**The records**:

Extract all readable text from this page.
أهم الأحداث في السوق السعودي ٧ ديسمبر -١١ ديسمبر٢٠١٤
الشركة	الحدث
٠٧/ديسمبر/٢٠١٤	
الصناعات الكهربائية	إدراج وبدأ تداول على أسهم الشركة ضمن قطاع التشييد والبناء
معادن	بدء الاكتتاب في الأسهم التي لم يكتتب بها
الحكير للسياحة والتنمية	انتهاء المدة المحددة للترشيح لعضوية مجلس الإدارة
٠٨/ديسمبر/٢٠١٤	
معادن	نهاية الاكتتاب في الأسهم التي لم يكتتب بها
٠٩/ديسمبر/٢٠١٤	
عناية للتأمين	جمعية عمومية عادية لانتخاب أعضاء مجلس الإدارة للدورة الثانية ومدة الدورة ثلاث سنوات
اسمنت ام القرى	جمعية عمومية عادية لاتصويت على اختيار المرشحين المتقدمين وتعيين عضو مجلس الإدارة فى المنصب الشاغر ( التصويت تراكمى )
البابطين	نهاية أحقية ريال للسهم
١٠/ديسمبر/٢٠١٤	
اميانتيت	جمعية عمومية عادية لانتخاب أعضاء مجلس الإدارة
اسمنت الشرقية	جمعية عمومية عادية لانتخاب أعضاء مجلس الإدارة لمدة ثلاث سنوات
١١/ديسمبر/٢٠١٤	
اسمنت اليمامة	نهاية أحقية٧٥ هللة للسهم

**Work instructions**:
In the entries above, count each line that holds "سنوات". Give the total and nothing else.

**Answer to the exercise**:
2